[start Available data]

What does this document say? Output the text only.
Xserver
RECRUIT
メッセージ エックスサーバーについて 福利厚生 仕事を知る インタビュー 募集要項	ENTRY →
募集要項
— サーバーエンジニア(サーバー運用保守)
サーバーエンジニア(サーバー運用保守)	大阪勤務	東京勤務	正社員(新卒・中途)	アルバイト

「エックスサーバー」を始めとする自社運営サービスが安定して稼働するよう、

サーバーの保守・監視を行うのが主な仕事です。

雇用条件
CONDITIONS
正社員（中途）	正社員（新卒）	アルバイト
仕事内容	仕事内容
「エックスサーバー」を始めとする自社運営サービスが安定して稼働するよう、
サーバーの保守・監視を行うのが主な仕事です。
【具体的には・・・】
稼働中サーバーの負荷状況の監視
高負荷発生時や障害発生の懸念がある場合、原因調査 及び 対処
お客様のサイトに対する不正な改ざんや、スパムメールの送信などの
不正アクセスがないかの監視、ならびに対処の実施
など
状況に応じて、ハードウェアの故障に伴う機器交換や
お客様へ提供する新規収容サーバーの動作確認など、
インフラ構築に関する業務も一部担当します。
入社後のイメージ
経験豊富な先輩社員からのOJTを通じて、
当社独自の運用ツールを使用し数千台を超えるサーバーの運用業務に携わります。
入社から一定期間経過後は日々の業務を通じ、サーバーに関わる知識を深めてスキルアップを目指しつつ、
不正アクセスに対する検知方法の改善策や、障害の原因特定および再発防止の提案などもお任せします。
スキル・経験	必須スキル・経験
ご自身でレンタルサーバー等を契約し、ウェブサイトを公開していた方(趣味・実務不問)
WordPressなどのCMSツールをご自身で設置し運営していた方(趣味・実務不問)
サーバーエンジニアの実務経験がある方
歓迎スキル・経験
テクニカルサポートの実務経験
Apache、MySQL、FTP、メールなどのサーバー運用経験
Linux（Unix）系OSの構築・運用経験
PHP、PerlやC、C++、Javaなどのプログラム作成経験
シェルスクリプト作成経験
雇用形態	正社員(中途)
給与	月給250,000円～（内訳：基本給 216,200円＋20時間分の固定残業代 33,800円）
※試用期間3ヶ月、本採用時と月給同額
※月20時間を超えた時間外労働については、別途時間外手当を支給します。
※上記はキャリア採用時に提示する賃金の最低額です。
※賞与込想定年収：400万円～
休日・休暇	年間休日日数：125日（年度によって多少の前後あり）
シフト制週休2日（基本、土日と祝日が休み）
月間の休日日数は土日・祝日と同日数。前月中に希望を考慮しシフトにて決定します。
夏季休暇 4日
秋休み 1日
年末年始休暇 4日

[end Available data]

_Exercise objective:_ Faithfully reproduce all of the records, character for character.

_Solution for this problem:_
What does this document say? Output the text only.
Xserver
RECRUIT
メッセージ エックスサーバーについて 福利厚生 仕事を知る インタビュー 募集要項	ENTRY →
募集要項
— サーバーエンジニア(サーバー運用保守)
サーバーエンジニア(サーバー運用保守)	大阪勤務	東京勤務	正社員(新卒・中途)	アルバイト

「エックスサーバー」を始めとする自社運営サービスが安定して稼働するよう、

サーバーの保守・監視を行うのが主な仕事です。

雇用条件
CONDITIONS
正社員（中途）	正社員（新卒）	アルバイト
仕事内容	仕事内容
「エックスサーバー」を始めとする自社運営サービスが安定して稼働するよう、
サーバーの保守・監視を行うのが主な仕事です。
【具体的には・・・】
稼働中サーバーの負荷状況の監視
高負荷発生時や障害発生の懸念がある場合、原因調査 及び 対処
お客様のサイトに対する不正な改ざんや、スパムメールの送信などの
不正アクセスがないかの監視、ならびに対処の実施
など
状況に応じて、ハードウェアの故障に伴う機器交換や
お客様へ提供する新規収容サーバーの動作確認など、
インフラ構築に関する業務も一部担当します。
入社後のイメージ
経験豊富な先輩社員からのOJTを通じて、
当社独自の運用ツールを使用し数千台を超えるサーバーの運用業務に携わります。
入社から一定期間経過後は日々の業務を通じ、サーバーに関わる知識を深めてスキルアップを目指しつつ、
不正アクセスに対する検知方法の改善策や、障害の原因特定および再発防止の提案などもお任せします。
スキル・経験	必須スキル・経験
ご自身でレンタルサーバー等を契約し、ウェブサイトを公開していた方(趣味・実務不問)
WordPressなどのCMSツールをご自身で設置し運営していた方(趣味・実務不問)
サーバーエンジニアの実務経験がある方
歓迎スキル・経験
テクニカルサポートの実務経験
Apache、MySQL、FTP、メールなどのサーバー運用経験
Linux（Unix）系OSの構築・運用経験
PHP、PerlやC、C++、Javaなどのプログラム作成経験
シェルスクリプト作成経験
雇用形態	正社員(中途)
給与	月給250,000円～（内訳：基本給 216,200円＋20時間分の固定残業代 33,800円）
※試用期間3ヶ月、本採用時と月給同額
※月20時間を超えた時間外労働については、別途時間外手当を支給します。
※上記はキャリア採用時に提示する賃金の最低額です。
※賞与込想定年収：400万円～
休日・休暇	年間休日日数：125日（年度によって多少の前後あり）
シフト制週休2日（基本、土日と祝日が休み）
月間の休日日数は土日・祝日と同日数。前月中に希望を考慮しシフトにて決定します。
夏季休暇 4日
秋休み 1日
年末年始休暇 4日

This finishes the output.